Question 113033
I'm going to assume that the 6 holes are to be arranged in a circular pattern with the centers of the holes on a circle with center (0,0) and a radius of 5.5, and that the 6 holes are to be equally spaced around the circle.


The stipulation that the first hole is 'on top of' the y-axis means, to me, that the center point of the first hole lies on the y-axis.  Given that, your presumption that the first hole is located at (0,5.5) is correct.


Since we know that there are {{{2*pi}}} radians in a circle, and we have to space 6 holes equally, the angle between the radii connecting the origin to the centers of any two adjacent holes must be {{{pi/3}}} radians {{{(2*pi)/6}}}.

The tasks -
(A) Answer these questions using the solution on placing six holes around a circle:
(i) What radius does the circle of hole centers have?
(ii) At what point is the first hole located?
(iii) What angle separates the radii to two adjacent holes?
(B) In the solution on placing six holes around a circle, rewrite the paragraph that begins "I'm going to assume" as a short list of the assumptions it makes.
(C) Continue the solution on placing six holes around a circle from its last sentence.

Dataset entries -
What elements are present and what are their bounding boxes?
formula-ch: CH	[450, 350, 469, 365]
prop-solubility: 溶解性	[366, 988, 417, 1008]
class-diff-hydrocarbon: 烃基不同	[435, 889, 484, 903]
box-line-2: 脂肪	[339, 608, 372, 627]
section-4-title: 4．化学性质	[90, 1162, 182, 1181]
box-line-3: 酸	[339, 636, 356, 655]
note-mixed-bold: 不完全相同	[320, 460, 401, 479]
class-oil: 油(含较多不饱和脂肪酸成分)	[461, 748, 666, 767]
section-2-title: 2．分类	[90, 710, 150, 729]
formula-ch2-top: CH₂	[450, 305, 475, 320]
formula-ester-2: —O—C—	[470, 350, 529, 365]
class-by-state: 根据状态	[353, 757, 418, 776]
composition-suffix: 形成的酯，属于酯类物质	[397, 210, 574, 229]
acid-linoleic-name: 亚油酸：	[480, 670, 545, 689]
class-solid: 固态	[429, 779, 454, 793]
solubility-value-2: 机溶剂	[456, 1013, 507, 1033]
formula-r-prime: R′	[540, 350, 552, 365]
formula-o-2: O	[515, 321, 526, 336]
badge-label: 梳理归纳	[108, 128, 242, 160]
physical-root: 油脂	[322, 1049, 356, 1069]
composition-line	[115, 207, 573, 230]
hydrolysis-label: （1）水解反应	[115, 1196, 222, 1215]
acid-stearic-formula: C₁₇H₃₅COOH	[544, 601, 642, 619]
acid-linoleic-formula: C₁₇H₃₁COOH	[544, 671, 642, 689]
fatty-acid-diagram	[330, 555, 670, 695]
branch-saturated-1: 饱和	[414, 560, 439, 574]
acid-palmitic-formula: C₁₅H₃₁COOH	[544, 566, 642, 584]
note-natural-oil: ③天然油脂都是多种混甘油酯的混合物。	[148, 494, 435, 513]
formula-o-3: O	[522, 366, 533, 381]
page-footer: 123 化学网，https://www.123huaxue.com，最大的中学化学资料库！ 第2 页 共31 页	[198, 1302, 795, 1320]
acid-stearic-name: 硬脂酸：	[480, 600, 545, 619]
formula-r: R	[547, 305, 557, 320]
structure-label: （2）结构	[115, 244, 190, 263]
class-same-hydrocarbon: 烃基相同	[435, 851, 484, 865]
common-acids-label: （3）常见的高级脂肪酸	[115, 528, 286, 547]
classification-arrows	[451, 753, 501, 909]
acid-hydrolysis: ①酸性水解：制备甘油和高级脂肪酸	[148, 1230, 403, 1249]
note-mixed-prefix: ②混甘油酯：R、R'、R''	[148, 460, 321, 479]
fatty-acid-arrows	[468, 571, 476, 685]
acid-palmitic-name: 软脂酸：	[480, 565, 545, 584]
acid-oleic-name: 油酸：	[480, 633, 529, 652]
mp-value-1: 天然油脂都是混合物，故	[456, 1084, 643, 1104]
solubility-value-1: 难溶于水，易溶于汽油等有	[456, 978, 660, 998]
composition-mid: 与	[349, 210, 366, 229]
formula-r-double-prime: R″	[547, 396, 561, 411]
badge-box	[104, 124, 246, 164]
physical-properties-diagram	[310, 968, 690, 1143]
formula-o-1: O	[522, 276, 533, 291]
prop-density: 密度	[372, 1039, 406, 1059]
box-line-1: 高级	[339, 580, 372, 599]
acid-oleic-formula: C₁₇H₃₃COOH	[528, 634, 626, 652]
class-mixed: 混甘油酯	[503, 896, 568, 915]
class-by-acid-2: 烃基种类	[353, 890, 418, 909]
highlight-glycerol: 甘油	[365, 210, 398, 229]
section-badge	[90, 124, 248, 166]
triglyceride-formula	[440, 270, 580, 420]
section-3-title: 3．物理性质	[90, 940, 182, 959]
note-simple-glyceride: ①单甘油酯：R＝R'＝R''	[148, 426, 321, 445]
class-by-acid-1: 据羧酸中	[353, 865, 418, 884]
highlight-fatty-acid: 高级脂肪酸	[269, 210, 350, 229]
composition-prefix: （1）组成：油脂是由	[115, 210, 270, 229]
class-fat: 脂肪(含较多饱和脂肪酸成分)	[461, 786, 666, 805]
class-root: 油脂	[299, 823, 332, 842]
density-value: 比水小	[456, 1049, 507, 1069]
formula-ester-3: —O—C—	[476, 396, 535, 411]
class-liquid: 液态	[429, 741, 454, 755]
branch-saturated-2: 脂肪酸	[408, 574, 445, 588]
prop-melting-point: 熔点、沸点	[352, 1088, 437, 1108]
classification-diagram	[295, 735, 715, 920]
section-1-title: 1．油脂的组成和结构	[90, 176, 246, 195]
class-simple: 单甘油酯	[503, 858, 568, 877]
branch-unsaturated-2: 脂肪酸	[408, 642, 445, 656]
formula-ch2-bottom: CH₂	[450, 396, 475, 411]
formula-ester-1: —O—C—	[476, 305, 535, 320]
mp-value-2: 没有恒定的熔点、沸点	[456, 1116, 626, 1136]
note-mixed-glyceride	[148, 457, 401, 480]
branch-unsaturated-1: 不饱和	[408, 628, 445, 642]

---

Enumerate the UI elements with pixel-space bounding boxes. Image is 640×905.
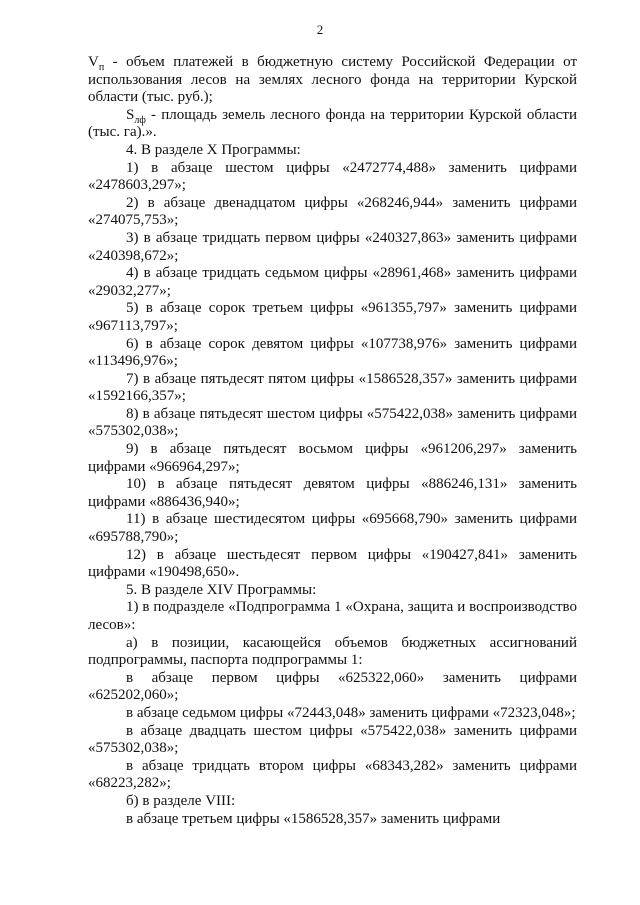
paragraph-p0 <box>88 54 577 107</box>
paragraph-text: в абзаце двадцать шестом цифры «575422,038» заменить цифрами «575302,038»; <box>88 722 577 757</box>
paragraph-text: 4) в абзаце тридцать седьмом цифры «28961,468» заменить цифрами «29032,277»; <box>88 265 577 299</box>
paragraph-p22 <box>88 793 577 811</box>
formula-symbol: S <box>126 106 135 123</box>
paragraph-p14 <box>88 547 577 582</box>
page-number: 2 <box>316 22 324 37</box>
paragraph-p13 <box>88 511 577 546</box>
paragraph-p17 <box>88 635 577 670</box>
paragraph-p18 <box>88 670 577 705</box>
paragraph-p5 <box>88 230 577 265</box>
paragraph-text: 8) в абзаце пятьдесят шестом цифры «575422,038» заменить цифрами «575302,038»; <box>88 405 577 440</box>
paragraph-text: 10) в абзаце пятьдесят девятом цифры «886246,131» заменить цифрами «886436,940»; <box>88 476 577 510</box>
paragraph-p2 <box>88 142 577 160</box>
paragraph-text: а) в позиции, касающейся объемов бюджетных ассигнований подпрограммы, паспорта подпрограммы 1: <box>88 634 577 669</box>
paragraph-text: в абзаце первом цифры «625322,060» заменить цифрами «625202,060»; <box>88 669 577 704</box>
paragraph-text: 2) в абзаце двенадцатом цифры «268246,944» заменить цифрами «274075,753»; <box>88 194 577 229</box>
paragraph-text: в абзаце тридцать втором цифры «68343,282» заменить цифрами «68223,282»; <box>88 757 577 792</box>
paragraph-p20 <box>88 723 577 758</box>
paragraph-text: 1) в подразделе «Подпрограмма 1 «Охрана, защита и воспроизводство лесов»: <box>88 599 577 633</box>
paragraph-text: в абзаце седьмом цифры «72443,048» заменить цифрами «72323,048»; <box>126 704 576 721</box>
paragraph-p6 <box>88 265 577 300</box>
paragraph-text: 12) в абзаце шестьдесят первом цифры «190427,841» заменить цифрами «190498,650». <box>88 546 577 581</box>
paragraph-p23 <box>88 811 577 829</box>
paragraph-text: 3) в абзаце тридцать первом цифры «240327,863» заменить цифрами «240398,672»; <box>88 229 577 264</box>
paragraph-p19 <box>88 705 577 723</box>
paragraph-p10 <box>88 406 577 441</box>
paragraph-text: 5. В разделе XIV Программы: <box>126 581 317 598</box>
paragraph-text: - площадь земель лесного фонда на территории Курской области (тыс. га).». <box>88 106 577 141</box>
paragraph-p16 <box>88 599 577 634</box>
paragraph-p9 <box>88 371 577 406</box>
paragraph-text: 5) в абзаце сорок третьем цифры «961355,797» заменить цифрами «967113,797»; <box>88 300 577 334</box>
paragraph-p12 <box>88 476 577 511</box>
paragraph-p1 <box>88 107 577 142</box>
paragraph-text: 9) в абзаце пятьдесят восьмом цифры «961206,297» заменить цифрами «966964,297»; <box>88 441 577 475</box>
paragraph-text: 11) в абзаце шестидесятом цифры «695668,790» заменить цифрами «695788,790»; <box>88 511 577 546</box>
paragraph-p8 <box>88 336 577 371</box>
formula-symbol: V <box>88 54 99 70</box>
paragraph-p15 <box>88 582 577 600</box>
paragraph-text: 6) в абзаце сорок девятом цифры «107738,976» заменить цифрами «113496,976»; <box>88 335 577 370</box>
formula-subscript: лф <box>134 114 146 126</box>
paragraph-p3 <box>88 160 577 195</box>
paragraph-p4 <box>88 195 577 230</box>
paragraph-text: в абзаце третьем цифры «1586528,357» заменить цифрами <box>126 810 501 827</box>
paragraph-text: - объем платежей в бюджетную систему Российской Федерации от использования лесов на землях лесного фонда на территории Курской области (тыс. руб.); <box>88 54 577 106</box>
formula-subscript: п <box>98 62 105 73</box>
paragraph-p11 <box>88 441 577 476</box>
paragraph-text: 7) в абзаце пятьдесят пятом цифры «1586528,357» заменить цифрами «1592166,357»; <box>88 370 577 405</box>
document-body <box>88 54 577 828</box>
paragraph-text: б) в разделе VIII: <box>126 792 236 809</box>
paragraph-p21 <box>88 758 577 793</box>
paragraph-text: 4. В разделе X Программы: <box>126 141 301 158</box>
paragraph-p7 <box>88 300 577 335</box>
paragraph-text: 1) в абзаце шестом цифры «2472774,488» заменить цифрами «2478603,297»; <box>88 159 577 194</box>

Answers to the problems -
(A)
(i) 5.5
(ii) (0,5.5)
(iii) pi/3 radians

(B)
- There are 6 holes, arranged in a circular pattern.
- The centers of the holes lie on a circle with center (0,0) and radius 5.5.
- The 6 holes are equally spaced around the circle.

(C)
So, in polar coordinates (r, a) where r is the radius and a is the angle the radius makes with the x-axis, the six holes are positioned at:


Hole 1: (5.5,{{{pi/2}}})
Hole 2: (5.5,{{{5*pi/6}}}), (going counter-clockwise)
Hole 3: (5.5,{{{7*pi/6}}}),
Hole 4: (5.5,{{{3*pi/2}}}),
Hole 5: (5.5,{{{11*pi/6}}}), and
Hole 6: (5.5,{{{pi/6}}})


To convert from polar to rectangular coordinates, which is what you are looking for, use {{{x=r*cos(alpha)}}} and {{{y=r*sin(alpha)}}}


Fortunately for ease of calculation, all of these angles are multiples of 30 degrees, and we can use our knowledge of the relationships between the sides of  30-60-90 triangle to give us the appropriate sin and cos values.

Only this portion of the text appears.